Sambunglah kisah Irene Handono menjadi muallaf dalam kutipan dokumen di bawah, mulai tepat setelah kalimat terakhirnya.

**Kutipan Dokumen**
****

Ketika menjadi muallaf pada 1983 lalu, mantan biarawati Irene Handono,
menyimpan perasaan bahwa Allah tidak adil terhadap dirinya. Ia terus bertanya
dan berusaha mencari jawaban mengapa ia dilahirkan sebagai non-muslim.
''Kenapa saya tidak dilahirkan dari keluarga Muslim yang taat. Apa alasan Allah
menjadikan saya sebagai mantan kafir,'' kata pemilik nama asli Han Hoo Lie ini.
Hingga 1991, pertanyaan itu belum juga terjawab. Jawaban akan
kegelisahan hatinya baru muncul ketika menunaikan ibadah haji pada 1992. Wanita
berdarah Cina ini berangkat haji bersama 400 orang jamaah reguler lainnya yang
tergabung dalam kloter 18 dari Embarkasi Surabaya.

****

**Baris Data**
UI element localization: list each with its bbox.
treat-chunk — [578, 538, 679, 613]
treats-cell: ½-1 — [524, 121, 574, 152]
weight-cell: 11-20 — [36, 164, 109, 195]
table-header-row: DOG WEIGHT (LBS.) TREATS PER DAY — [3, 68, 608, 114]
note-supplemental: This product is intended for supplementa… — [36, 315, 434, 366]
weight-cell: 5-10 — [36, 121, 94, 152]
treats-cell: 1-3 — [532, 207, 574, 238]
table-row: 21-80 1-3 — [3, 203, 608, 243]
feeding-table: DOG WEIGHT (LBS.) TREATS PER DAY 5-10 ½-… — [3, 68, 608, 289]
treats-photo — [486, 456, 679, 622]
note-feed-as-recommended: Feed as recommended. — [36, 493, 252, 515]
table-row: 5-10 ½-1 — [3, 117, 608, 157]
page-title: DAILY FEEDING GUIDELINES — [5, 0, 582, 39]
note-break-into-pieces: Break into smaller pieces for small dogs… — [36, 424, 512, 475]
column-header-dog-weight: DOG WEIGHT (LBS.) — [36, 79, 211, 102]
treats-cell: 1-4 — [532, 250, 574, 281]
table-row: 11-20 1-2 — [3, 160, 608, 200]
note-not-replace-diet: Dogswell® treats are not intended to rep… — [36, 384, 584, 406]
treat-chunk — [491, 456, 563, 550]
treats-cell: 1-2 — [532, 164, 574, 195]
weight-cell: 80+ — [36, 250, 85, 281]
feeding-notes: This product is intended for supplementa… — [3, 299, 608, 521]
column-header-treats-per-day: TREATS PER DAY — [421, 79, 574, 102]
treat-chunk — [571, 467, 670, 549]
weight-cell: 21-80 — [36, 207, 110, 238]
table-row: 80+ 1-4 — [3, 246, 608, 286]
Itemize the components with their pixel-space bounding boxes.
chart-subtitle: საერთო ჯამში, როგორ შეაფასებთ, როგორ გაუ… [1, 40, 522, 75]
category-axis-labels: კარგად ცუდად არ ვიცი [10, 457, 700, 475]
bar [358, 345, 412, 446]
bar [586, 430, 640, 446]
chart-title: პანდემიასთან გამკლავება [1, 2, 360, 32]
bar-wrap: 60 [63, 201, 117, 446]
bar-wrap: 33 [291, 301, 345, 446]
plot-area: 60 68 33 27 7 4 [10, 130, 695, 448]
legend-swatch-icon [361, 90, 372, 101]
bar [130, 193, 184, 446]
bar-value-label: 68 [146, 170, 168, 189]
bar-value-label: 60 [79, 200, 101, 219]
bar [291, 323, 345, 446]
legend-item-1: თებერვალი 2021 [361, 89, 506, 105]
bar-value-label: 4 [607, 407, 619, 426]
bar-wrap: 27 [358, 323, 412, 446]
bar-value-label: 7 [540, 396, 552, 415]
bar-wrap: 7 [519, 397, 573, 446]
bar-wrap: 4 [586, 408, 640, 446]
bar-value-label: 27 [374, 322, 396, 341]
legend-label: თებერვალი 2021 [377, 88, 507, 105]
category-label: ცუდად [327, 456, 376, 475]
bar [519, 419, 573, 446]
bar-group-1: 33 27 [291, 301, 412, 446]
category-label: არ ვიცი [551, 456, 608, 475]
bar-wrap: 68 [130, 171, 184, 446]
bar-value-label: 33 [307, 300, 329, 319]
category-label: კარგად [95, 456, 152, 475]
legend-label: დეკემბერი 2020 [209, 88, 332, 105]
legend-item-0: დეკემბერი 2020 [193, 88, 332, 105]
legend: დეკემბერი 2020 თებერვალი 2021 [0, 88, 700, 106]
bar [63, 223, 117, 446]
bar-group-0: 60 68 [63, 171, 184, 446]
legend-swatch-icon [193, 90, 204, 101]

****

**Jawaban Tugas**
Di Tanah Haram, jawaban dari Allah itu didapatkannya. ''Ternyata Allah sayang
kepada saya. Allah memilih saya menjadi salah satu hamba pilihan,'' ujar Irene
saat ditemui di kediamannya, di Bekasi, beberapa waktu lalu.
Ketika berada di Tanah Haram, Irene kerap mengalami peristiwa yang dinilainya
luar biasa. Ia berkisah, ketika berada di depan Ka’bah, dirinya mengambil
tempat garis lurus sejajar dengan letak Hajar Aswad. Ia sempat menggigit
lidahnya untuk membuktikan bahwa jika dirinya tidak sedang bermimpi.
Pendiri Irene Center ini menuturkan, selama melakukan ibadah di Masjidil Haram,
ia kerap diperlihatkan gambaran seperti sebuah film tentang kronologi hidupnya
dari kecil hingga dewasa. Bungsu dari lima bersaudara ini tak kuasa membendung
tangis. Ia bersedih melihat gambaran tentang dirinya ketika masih menjadi
non-muslim. ''Itu bukan sebuah pikiran. Tapi sebuah film di depan mata saya
tentang hidup saya sendiri. Semua lengkap, sangat jelas,'' ungkapnya.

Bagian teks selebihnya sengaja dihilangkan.